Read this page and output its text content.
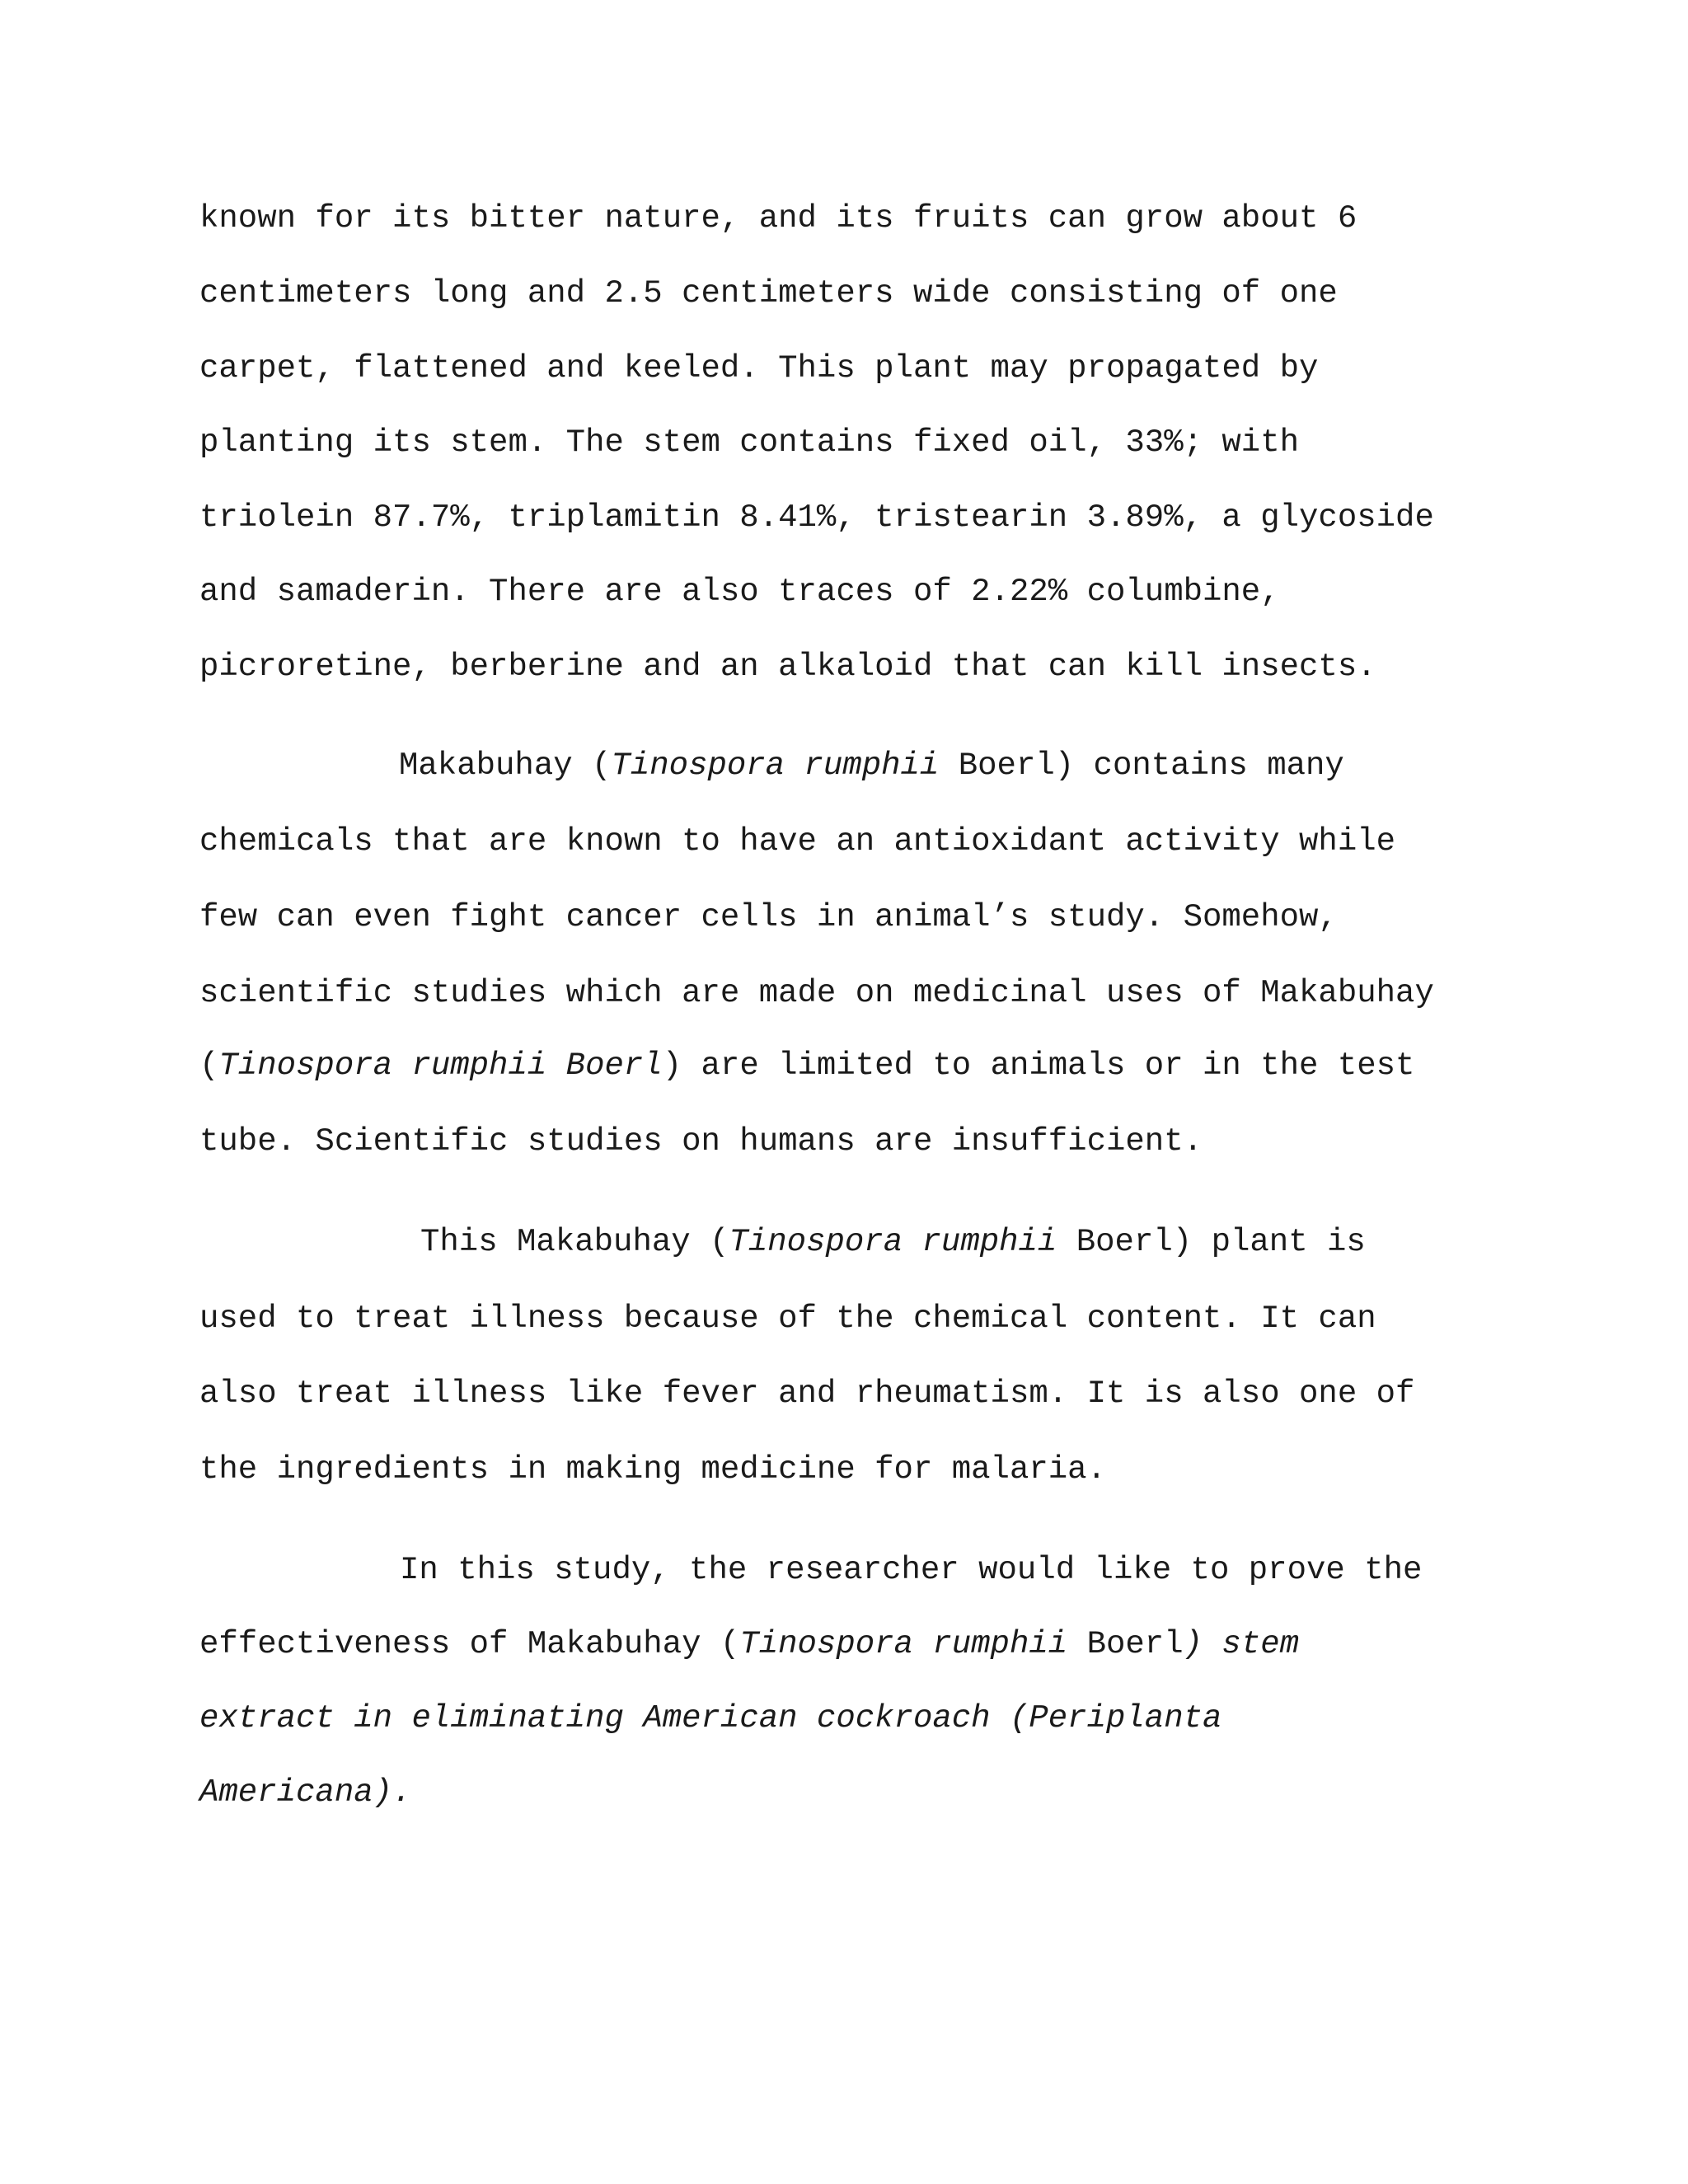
known for its bitter nature, and its fruits can grow about 6
centimeters long and 2.5 centimeters wide consisting of one
carpet, flattened and keeled. This plant may propagated by
planting its stem. The stem contains fixed oil, 33%; with
triolein 87.7%, triplamitin 8.41%, tristearin 3.89%, a glycoside
and samaderin. There are also traces of 2.22% columbine,
picroretine, berberine and an alkaloid that can kill insects.
Makabuhay (Tinospora rumphii Boerl) contains many
chemicals that are known to have an antioxidant activity while
few can even fight cancer cells in animal’s study. Somehow,
scientific studies which are made on medicinal uses of Makabuhay
(Tinospora rumphii Boerl) are limited to animals or in the test
tube. Scientific studies on humans are insufficient.
This Makabuhay (Tinospora rumphii Boerl) plant is
used to treat illness because of the chemical content. It can
also treat illness like fever and rheumatism. It is also one of
the ingredients in making medicine for malaria.
In this study, the researcher would like to prove the
effectiveness of Makabuhay (Tinospora rumphii Boerl) stem
extract in eliminating American cockroach (Periplanta
Americana).
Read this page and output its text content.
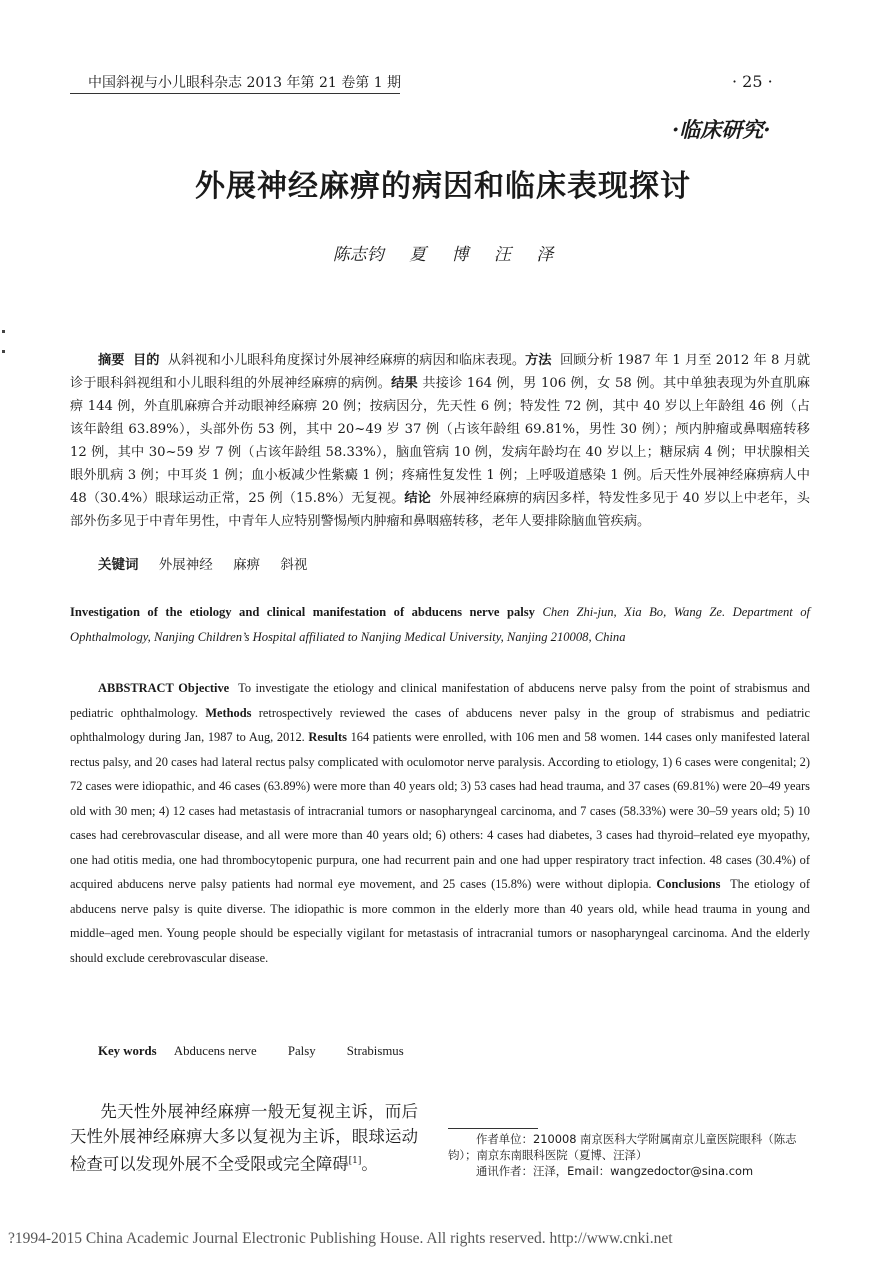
中国斜视与小儿眼科杂志 2013 年第 21 卷第 1 期	· 25 ·
·临床研究·
外展神经麻痹的病因和临床表现探讨
陈志钧 夏 博 汪 泽
摘要 目的 从斜视和小儿眼科角度探讨外展神经麻痹的病因和临床表现。方法 回顾分析 1987 年 1 月至 2012 年 8 月就诊于眼科斜视组和小儿眼科组的外展神经麻痹的病例。结果 共接诊 164 例，男 106 例，女 58 例。其中单独表现为外直肌麻痹 144 例，外直肌麻痹合并动眼神经麻痹 20 例；按病因分，先天性 6 例；特发性 72 例，其中 40 岁以上年龄组 46 例（占该年龄组 63.89%），头部外伤 53 例，其中 20~49 岁 37 例（占该年龄组 69.81%，男性 30 例）；颅内肿瘤或鼻咽癌转移 12 例，其中 30~59 岁 7 例（占该年龄组 58.33%），脑血管病 10 例，发病年龄均在 40 岁以上；糖尿病 4 例；甲状腺相关眼外肌病 3 例；中耳炎 1 例；血小板减少性紫癜 1 例；疼痛性复发性 1 例；上呼吸道感染 1 例。后天性外展神经麻痹病人中 48（30.4%）眼球运动正常，25 例（15.8%）无复视。结论 外展神经麻痹的病因多样，特发性多见于 40 岁以上中老年，头部外伤多见于中青年男性，中青年人应特别警惕颅内肿瘤和鼻咽癌转移，老年人要排除脑血管疾病。
关键词 外展神经 麻痹 斜视
Investigation of the etiology and clinical manifestation of abducens nerve palsy Chen Zhi-jun, Xia Bo, Wang Ze. Department of Ophthalmology, Nanjing Children’s Hospital affiliated to Nanjing Medical University, Nanjing 210008, China
ABBSTRACT Objective To investigate the etiology and clinical manifestation of abducens nerve palsy from the point of strabismus and pediatric ophthalmology. Methods retrospectively reviewed the cases of abducens never palsy in the group of strabismus and pediatric ophthalmology during Jan, 1987 to Aug, 2012. Results 164 patients were enrolled, with 106 men and 58 women. 144 cases only manifested lateral rectus palsy, and 20 cases had lateral rectus palsy complicated with oculomotor nerve paralysis. According to etiology, 1) 6 cases were congenital; 2) 72 cases were idiopathic, and 46 cases (63.89%) were more than 40 years old; 3) 53 cases had head trauma, and 37 cases (69.81%) were 20–49 years old with 30 men; 4) 12 cases had metastasis of intracranial tumors or nasopharyngeal carcinoma, and 7 cases (58.33%) were 30–59 years old; 5) 10 cases had cerebrovascular disease, and all were more than 40 years old; 6) others: 4 cases had diabetes, 3 cases had thyroid–related eye myopathy, one had otitis media, one had thrombocytopenic purpura, one had recurrent pain and one had upper respiratory tract infection. 48 cases (30.4%) of acquired abducens nerve palsy patients had normal eye movement, and 25 cases (15.8%) were without diplopia. Conclusions The etiology of abducens nerve palsy is quite diverse. The idiopathic is more common in the elderly more than 40 years old, while head trauma in young and middle–aged men. Young people should be especially vigilant for metastasis of intracranial tumors or nasopharyngeal carcinoma. And the elderly should exclude cerebrovascular disease.
Key words Abducens nerve Palsy Strabismus
先天性外展神经麻痹一般无复视主诉，而后天性外展神经麻痹大多以复视为主诉，眼球运动检查可以发现外展不全受限或完全障碍[1]。
作者单位：210008 南京医科大学附属南京儿童医院眼科（陈志钧）；南京东南眼科医院（夏博、汪泽）
通讯作者：汪泽，Email：wangzedoctor@sina.com
?1994-2015 China Academic Journal Electronic Publishing House. All rights reserved. http://www.cnki.net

──────────────────────────────

» ASSIGNMENT
Nothing but the lines with "also" should be returned, copied from the entries above.

» SOLUTION TO THE PROBLEM
and samaderin. There are also traces of 2.22% columbine,
also treat illness like fever and rheumatism. It is also one of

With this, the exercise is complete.